_WHAT TO PRODUCE_
If a line of the data below contains the string "receive", count it, then state the total alone.

_DATA SUPPLIED_
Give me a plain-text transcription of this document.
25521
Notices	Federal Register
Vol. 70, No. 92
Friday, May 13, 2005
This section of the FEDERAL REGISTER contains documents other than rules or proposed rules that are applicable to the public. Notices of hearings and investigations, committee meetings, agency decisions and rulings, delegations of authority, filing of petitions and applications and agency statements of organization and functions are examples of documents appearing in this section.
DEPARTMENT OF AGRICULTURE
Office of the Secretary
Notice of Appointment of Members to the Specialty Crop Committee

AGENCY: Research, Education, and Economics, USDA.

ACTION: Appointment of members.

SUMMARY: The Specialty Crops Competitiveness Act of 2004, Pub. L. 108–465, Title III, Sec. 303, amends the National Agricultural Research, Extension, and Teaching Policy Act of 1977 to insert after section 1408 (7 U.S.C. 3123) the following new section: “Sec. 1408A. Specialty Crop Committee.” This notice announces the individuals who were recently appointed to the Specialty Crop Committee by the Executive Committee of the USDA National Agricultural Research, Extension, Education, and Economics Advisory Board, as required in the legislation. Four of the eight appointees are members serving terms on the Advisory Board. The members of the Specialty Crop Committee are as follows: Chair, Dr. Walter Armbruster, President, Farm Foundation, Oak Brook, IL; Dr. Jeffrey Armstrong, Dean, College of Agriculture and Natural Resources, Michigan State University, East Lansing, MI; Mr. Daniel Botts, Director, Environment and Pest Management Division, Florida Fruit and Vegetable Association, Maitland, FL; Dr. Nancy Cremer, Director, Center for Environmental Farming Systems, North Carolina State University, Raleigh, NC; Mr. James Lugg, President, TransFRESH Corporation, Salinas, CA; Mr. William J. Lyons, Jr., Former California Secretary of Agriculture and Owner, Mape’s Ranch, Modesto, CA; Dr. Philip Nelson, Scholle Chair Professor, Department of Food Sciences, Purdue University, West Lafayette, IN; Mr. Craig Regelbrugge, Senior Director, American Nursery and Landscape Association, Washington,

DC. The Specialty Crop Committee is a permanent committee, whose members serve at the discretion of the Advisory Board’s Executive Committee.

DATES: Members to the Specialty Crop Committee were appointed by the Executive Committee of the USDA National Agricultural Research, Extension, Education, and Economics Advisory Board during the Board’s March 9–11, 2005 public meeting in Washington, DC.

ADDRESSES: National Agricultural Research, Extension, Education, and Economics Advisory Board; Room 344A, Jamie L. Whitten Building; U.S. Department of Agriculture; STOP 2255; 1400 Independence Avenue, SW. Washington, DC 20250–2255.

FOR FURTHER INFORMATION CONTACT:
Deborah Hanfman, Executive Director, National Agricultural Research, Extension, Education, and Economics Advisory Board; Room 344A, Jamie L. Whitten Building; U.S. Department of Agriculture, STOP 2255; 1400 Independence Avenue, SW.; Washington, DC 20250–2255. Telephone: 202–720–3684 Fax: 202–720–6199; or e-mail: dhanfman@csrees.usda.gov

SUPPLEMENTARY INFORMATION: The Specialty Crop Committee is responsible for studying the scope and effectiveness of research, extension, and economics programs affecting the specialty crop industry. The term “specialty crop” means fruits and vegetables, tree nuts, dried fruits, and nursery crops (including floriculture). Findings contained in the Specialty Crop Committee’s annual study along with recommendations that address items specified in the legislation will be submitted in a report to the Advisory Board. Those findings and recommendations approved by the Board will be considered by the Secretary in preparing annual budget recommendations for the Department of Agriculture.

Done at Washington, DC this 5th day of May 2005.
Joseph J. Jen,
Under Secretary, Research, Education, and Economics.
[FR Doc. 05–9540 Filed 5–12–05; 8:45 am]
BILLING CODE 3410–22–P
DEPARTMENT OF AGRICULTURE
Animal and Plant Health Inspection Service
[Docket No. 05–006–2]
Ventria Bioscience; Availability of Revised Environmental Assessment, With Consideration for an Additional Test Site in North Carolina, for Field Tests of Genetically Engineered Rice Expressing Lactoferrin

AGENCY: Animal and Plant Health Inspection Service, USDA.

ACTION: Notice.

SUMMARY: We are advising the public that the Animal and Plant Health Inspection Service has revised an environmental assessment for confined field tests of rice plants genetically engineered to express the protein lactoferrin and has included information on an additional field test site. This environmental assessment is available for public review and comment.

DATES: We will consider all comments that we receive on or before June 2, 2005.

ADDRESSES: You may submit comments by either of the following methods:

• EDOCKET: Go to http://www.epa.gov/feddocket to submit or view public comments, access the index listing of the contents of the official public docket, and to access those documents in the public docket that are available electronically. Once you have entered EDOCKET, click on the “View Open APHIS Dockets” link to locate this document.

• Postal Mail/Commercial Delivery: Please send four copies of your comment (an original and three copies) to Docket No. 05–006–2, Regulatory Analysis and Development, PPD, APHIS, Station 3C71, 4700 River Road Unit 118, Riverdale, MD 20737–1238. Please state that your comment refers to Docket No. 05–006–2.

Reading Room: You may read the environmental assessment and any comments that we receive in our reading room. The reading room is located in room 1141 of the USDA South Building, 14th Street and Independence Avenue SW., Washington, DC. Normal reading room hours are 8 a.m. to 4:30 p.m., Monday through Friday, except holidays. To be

_REPLY_
2